*The exercise:* Quote the whole listing word for word. Do not include the pictures.

Stored data
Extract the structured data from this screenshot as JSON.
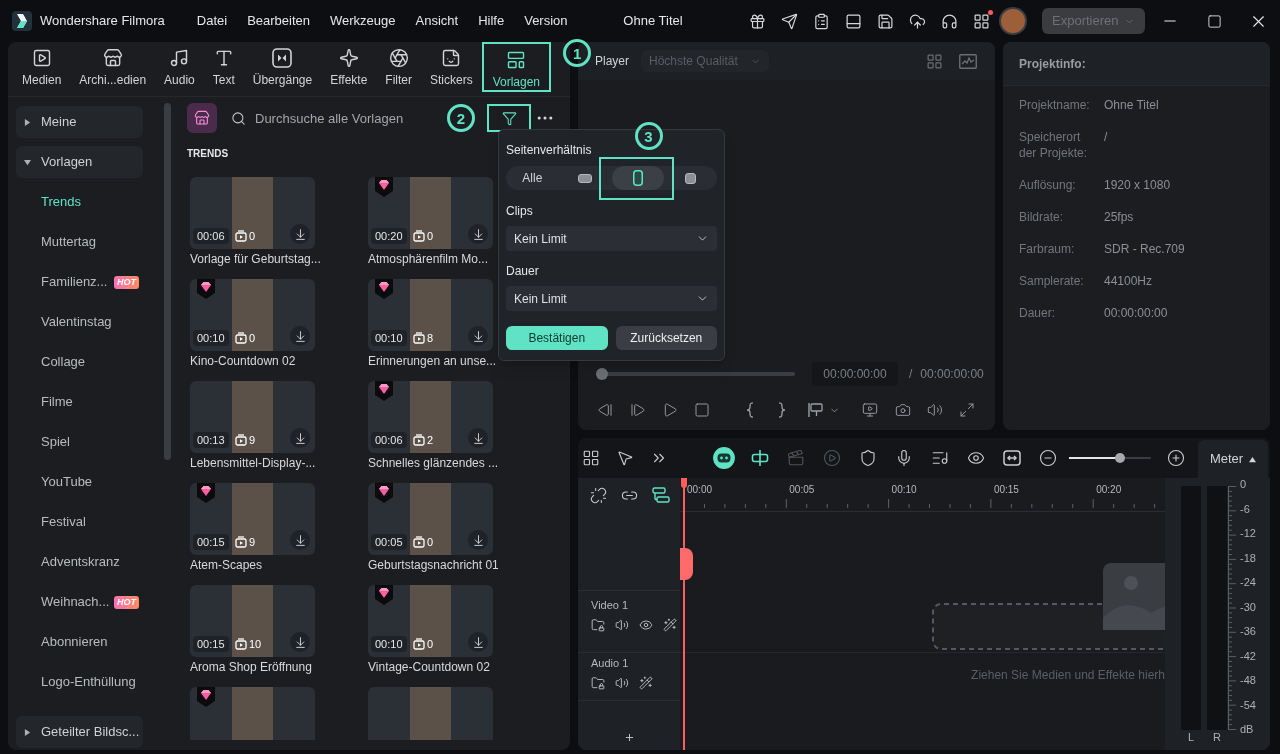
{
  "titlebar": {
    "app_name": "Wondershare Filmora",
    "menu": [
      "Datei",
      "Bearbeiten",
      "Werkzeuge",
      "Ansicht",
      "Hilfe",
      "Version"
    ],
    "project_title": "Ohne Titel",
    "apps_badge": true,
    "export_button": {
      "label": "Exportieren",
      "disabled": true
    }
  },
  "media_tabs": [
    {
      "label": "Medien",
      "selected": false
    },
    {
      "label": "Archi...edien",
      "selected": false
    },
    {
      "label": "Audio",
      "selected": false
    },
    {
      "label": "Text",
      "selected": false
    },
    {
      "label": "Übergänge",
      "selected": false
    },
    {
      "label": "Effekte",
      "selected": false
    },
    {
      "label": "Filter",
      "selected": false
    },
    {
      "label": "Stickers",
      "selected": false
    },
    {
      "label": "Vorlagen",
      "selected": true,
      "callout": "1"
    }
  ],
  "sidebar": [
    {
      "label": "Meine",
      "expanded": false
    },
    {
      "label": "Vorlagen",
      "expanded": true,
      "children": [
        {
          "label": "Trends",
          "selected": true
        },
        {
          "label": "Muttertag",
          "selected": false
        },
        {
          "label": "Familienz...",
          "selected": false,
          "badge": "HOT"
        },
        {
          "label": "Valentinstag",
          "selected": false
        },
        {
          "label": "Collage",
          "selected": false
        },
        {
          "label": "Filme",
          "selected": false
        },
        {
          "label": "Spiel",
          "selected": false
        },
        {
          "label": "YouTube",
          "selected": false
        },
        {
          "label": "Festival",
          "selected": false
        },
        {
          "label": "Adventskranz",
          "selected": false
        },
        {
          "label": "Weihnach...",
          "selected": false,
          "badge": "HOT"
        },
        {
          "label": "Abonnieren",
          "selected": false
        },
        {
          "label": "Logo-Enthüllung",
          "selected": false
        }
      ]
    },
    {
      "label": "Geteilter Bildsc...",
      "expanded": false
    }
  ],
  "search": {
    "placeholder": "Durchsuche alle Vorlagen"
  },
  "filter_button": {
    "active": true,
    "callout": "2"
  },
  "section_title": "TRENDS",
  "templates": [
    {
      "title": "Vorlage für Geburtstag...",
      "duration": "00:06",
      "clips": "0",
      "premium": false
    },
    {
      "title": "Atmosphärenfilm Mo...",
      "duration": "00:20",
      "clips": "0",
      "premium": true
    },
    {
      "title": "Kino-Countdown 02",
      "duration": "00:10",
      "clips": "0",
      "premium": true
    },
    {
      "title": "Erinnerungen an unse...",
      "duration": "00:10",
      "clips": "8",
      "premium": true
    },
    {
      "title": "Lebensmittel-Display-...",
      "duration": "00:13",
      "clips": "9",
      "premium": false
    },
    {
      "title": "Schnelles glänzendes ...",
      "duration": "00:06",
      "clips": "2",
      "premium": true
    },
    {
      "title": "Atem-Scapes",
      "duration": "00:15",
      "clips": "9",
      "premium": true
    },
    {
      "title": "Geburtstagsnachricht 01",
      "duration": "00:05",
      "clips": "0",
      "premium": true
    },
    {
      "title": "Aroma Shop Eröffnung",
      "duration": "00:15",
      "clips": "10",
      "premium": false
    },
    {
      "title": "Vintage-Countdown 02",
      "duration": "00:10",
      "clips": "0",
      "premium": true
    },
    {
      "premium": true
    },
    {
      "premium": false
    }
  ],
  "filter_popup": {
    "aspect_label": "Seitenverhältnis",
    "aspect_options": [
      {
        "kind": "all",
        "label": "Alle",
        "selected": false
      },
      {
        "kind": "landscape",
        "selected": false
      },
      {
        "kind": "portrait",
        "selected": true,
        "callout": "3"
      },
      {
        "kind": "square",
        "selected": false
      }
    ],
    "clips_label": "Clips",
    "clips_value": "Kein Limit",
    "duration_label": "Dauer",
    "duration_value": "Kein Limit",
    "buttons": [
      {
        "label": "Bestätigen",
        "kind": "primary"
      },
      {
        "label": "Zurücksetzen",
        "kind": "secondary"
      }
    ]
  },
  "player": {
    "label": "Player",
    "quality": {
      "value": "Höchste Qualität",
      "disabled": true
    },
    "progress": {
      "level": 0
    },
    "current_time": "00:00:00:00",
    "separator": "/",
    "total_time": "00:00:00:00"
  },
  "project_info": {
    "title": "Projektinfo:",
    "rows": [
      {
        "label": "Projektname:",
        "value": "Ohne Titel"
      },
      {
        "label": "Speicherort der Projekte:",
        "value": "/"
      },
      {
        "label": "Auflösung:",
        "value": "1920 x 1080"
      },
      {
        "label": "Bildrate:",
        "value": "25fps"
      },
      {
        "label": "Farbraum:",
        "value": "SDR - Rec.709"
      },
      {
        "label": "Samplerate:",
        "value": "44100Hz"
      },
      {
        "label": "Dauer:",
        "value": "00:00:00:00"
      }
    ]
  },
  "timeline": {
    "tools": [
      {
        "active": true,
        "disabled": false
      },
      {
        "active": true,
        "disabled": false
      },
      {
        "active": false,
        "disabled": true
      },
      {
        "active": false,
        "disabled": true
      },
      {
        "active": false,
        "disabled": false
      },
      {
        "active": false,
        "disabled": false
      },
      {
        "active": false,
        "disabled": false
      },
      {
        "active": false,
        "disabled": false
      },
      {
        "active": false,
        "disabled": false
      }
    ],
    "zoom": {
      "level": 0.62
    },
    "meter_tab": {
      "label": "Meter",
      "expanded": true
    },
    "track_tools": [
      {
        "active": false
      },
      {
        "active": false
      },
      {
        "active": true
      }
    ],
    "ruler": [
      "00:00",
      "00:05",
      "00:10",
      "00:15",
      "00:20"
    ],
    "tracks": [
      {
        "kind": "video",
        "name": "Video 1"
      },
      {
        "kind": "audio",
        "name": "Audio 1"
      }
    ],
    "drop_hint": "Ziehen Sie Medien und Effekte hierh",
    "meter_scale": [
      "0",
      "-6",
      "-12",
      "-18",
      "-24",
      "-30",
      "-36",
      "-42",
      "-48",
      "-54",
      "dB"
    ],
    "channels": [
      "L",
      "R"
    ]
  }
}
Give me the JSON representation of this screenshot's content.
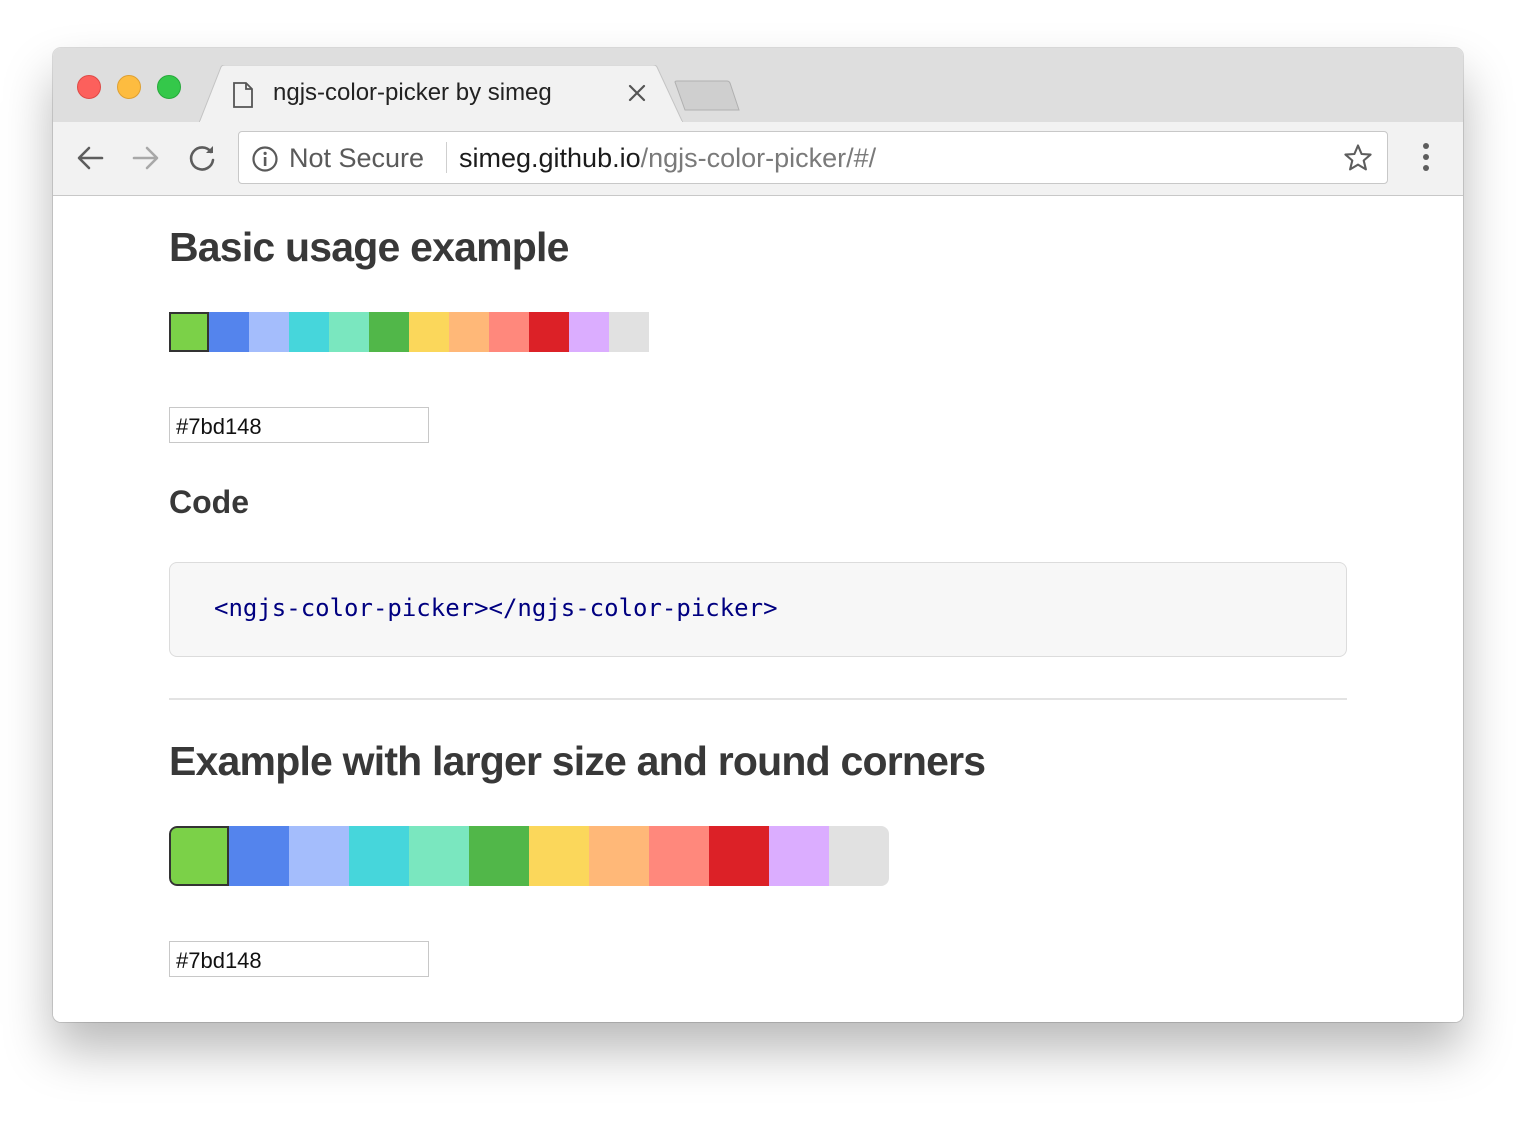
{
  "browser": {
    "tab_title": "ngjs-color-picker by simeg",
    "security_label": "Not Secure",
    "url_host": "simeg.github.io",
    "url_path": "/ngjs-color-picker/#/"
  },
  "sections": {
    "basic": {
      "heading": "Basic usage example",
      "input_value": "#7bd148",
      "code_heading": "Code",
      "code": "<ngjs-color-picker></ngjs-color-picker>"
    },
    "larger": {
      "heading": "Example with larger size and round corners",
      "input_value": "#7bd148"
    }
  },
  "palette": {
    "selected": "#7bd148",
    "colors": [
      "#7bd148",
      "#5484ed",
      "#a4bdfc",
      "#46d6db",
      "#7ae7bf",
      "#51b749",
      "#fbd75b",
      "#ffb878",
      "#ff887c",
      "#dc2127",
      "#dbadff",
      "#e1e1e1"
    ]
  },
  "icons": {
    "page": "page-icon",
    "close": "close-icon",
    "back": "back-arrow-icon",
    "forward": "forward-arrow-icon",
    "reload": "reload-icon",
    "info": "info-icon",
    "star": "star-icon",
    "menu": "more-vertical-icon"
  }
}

*The reply:*
Extract the structured data from this screenshot as JSON.
{
  "titlebar": {
    "app_name": "Wondershare Filmora",
    "menu": [
      "Datei",
      "Bearbeiten",
      "Werkzeuge",
      "Ansicht",
      "Hilfe",
      "Version"
    ],
    "project_title": "Ohne Titel",
    "apps_badge": true,
    "export_button": {
      "label": "Exportieren",
      "disabled": true
    }
  },
  "media_tabs": [
    {
      "label": "Medien",
      "selected": false
    },
    {
      "label": "Archi...edien",
      "selected": false
    },
    {
      "label": "Audio",
      "selected": false
    },
    {
      "label": "Text",
      "selected": false
    },
    {
      "label": "Übergänge",
      "selected": false
    },
    {
      "label": "Effekte",
      "selected": false
    },
    {
      "label": "Filter",
      "selected": false
    },
    {
      "label": "Stickers",
      "selected": false
    },
    {
      "label": "Vorlagen",
      "selected": true,
      "callout": "1"
    }
  ],
  "sidebar": [
    {
      "label": "Meine",
      "expanded": false
    },
    {
      "label": "Vorlagen",
      "expanded": true,
      "children": [
        {
          "label": "Trends",
          "selected": true
        },
        {
          "label": "Muttertag",
          "selected": false
        },
        {
          "label": "Familienz...",
          "selected": false,
          "badge": "HOT"
        },
        {
          "label": "Valentinstag",
          "selected": false
        },
        {
          "label": "Collage",
          "selected": false
        },
        {
          "label": "Filme",
          "selected": false
        },
        {
          "label": "Spiel",
          "selected": false
        },
        {
          "label": "YouTube",
          "selected": false
        },
        {
          "label": "Festival",
          "selected": false
        },
        {
          "label": "Adventskranz",
          "selected": false
        },
        {
          "label": "Weihnach...",
          "selected": false,
          "badge": "HOT"
        },
        {
          "label": "Abonnieren",
          "selected": false
        },
        {
          "label": "Logo-Enthüllung",
          "selected": false
        }
      ]
    },
    {
      "label": "Geteilter Bildsc...",
      "expanded": false
    }
  ],
  "search": {
    "placeholder": "Durchsuche alle Vorlagen"
  },
  "filter_button": {
    "active": true,
    "callout": "2"
  },
  "section_title": "TRENDS",
  "templates": [
    {
      "title": "Vorlage für Geburtstag...",
      "duration": "00:06",
      "clips": "0",
      "premium": false
    },
    {
      "title": "Atmosphärenfilm Mo...",
      "duration": "00:20",
      "clips": "0",
      "premium": true
    },
    {
      "title": "Kino-Countdown 02",
      "duration": "00:10",
      "clips": "0",
      "premium": true
    },
    {
      "title": "Erinnerungen an unse...",
      "duration": "00:10",
      "clips": "8",
      "premium": true
    },
    {
      "title": "Lebensmittel-Display-...",
      "duration": "00:13",
      "clips": "9",
      "premium": false
    },
    {
      "title": "Schnelles glänzendes ...",
      "duration": "00:06",
      "clips": "2",
      "premium": true
    },
    {
      "title": "Atem-Scapes",
      "duration": "00:15",
      "clips": "9",
      "premium": true
    },
    {
      "title": "Geburtstagsnachricht 01",
      "duration": "00:05",
      "clips": "0",
      "premium": true
    },
    {
      "title": "Aroma Shop Eröffnung",
      "duration": "00:15",
      "clips": "10",
      "premium": false
    },
    {
      "title": "Vintage-Countdown 02",
      "duration": "00:10",
      "clips": "0",
      "premium": true
    },
    {
      "premium": true
    },
    {
      "premium": false
    }
  ],
  "filter_popup": {
    "aspect_label": "Seitenverhältnis",
    "aspect_options": [
      {
        "kind": "all",
        "label": "Alle",
        "selected": false
      },
      {
        "kind": "landscape",
        "selected": false
      },
      {
        "kind": "portrait",
        "selected": true,
        "callout": "3"
      },
      {
        "kind": "square",
        "selected": false
      }
    ],
    "clips_label": "Clips",
    "clips_value": "Kein Limit",
    "duration_label": "Dauer",
    "duration_value": "Kein Limit",
    "buttons": [
      {
        "label": "Bestätigen",
        "kind": "primary"
      },
      {
        "label": "Zurücksetzen",
        "kind": "secondary"
      }
    ]
  },
  "player": {
    "label": "Player",
    "quality": {
      "value": "Höchste Qualität",
      "disabled": true
    },
    "progress": {
      "level": 0
    },
    "current_time": "00:00:00:00",
    "separator": "/",
    "total_time": "00:00:00:00"
  },
  "project_info": {
    "title": "Projektinfo:",
    "rows": [
      {
        "label": "Projektname:",
        "value": "Ohne Titel"
      },
      {
        "label": "Speicherort der Projekte:",
        "value": "/"
      },
      {
        "label": "Auflösung:",
        "value": "1920 x 1080"
      },
      {
        "label": "Bildrate:",
        "value": "25fps"
      },
      {
        "label": "Farbraum:",
        "value": "SDR - Rec.709"
      },
      {
        "label": "Samplerate:",
        "value": "44100Hz"
      },
      {
        "label": "Dauer:",
        "value": "00:00:00:00"
      }
    ]
  },
  "timeline": {
    "tools": [
      {
        "active": true,
        "disabled": false
      },
      {
        "active": true,
        "disabled": false
      },
      {
        "active": false,
        "disabled": true
      },
      {
        "active": false,
        "disabled": true
      },
      {
        "active": false,
        "disabled": false
      },
      {
        "active": false,
        "disabled": false
      },
      {
        "active": false,
        "disabled": false
      },
      {
        "active": false,
        "disabled": false
      },
      {
        "active": false,
        "disabled": false
      }
    ],
    "zoom": {
      "level": 0.62
    },
    "meter_tab": {
      "label": "Meter",
      "expanded": true
    },
    "track_tools": [
      {
        "active": false
      },
      {
        "active": false
      },
      {
        "active": true
      }
    ],
    "ruler": [
      "00:00",
      "00:05",
      "00:10",
      "00:15",
      "00:20"
    ],
    "tracks": [
      {
        "kind": "video",
        "name": "Video 1"
      },
      {
        "kind": "audio",
        "name": "Audio 1"
      }
    ],
    "drop_hint": "Ziehen Sie Medien und Effekte hierh",
    "meter_scale": [
      "0",
      "-6",
      "-12",
      "-18",
      "-24",
      "-30",
      "-36",
      "-42",
      "-48",
      "-54",
      "dB"
    ],
    "channels": [
      "L",
      "R"
    ]
  }
}
Give me the JSON representation of this screenshot's content.
{
  "browser": {
    "tab_title": "ngjs-color-picker by simeg",
    "security_label": "Not Secure",
    "url_host": "simeg.github.io",
    "url_path": "/ngjs-color-picker/#/"
  },
  "sections": {
    "basic": {
      "heading": "Basic usage example",
      "input_value": "#7bd148",
      "code_heading": "Code",
      "code": "<ngjs-color-picker></ngjs-color-picker>"
    },
    "larger": {
      "heading": "Example with larger size and round corners",
      "input_value": "#7bd148"
    }
  },
  "palette": {
    "selected": "#7bd148",
    "colors": [
      "#7bd148",
      "#5484ed",
      "#a4bdfc",
      "#46d6db",
      "#7ae7bf",
      "#51b749",
      "#fbd75b",
      "#ffb878",
      "#ff887c",
      "#dc2127",
      "#dbadff",
      "#e1e1e1"
    ]
  },
  "icons": {
    "page": "page-icon",
    "close": "close-icon",
    "back": "back-arrow-icon",
    "forward": "forward-arrow-icon",
    "reload": "reload-icon",
    "info": "info-icon",
    "star": "star-icon",
    "menu": "more-vertical-icon"
  }
}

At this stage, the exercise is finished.